╭─ GIVEN DATA

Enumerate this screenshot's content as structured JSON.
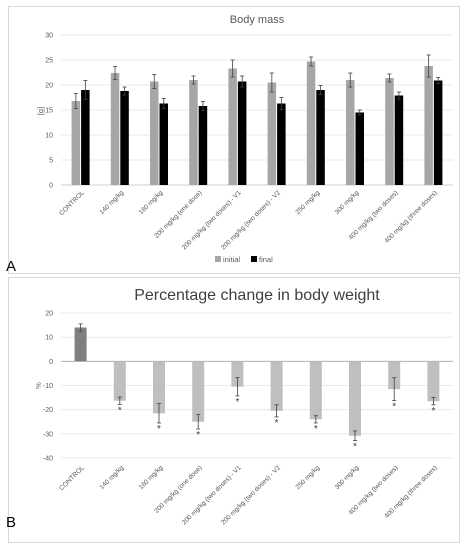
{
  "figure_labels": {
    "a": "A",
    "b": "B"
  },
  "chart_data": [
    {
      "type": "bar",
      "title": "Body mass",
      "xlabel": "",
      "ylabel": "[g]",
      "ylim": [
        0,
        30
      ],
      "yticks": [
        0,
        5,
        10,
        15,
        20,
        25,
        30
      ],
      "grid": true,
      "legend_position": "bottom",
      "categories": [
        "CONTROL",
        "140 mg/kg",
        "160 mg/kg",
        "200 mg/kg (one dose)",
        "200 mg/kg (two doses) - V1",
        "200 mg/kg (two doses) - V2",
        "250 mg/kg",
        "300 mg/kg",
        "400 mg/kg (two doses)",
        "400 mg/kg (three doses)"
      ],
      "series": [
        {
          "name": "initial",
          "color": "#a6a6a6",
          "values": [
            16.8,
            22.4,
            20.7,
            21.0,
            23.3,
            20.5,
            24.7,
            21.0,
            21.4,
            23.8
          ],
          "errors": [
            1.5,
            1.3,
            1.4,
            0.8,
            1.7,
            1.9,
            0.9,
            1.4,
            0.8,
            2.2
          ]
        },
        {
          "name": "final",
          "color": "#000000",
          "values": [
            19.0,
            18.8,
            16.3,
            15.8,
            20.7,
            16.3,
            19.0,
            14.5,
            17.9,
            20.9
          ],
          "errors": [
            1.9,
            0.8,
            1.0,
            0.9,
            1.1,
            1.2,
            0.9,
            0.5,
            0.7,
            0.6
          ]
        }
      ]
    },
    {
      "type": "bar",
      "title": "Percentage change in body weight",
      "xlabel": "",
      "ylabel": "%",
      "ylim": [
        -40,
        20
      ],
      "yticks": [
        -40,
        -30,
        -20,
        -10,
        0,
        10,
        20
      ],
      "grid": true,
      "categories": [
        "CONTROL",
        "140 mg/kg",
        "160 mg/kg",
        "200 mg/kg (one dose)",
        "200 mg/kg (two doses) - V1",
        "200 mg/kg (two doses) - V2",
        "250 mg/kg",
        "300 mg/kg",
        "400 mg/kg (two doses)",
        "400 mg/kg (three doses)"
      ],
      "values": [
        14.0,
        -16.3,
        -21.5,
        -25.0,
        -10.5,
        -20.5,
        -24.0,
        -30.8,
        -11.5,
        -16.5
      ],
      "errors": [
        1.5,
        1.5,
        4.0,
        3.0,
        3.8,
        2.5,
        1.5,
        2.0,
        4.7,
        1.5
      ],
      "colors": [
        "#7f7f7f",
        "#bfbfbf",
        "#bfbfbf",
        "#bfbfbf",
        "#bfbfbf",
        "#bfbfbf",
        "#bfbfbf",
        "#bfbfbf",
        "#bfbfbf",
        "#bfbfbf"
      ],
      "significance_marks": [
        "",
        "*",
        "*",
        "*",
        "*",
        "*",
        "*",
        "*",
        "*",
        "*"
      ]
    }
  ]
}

╰─
╭─ GIVEN DATA

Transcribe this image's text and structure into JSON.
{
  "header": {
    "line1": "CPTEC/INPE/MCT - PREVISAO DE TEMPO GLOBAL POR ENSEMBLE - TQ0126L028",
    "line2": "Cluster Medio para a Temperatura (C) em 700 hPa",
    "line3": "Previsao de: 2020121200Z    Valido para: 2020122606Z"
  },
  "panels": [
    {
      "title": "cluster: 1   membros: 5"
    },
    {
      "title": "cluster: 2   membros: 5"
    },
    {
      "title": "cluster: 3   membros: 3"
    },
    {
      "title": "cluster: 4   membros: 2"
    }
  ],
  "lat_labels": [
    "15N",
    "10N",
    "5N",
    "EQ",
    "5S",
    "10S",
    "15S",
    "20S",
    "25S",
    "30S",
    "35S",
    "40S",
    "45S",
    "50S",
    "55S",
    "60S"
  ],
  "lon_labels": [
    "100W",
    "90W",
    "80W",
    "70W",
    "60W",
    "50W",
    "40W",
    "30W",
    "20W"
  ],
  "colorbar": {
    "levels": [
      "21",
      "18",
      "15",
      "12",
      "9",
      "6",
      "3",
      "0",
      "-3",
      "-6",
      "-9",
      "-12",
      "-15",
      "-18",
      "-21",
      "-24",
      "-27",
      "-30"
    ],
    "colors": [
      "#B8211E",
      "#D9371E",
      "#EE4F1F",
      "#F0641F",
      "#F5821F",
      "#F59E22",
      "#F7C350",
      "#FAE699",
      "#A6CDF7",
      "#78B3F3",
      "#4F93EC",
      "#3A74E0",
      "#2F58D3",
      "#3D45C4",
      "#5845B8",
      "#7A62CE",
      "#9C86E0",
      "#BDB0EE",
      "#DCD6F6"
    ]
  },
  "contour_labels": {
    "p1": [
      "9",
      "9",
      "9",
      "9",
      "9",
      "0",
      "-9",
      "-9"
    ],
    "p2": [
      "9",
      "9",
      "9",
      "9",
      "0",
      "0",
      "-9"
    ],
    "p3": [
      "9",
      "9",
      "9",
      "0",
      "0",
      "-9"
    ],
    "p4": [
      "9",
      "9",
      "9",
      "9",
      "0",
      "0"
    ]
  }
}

╰─

▸ WHAT NEEDS TO BE DONE
Copy out every line where the word "para" occurs.

▸ RESULT OF THIS TASK
    "line2": "Cluster Medio para a Temperatura (C) em 700 hPa",
    "line3": "Previsao de: 2020121200Z    Valido para: 2020122606Z"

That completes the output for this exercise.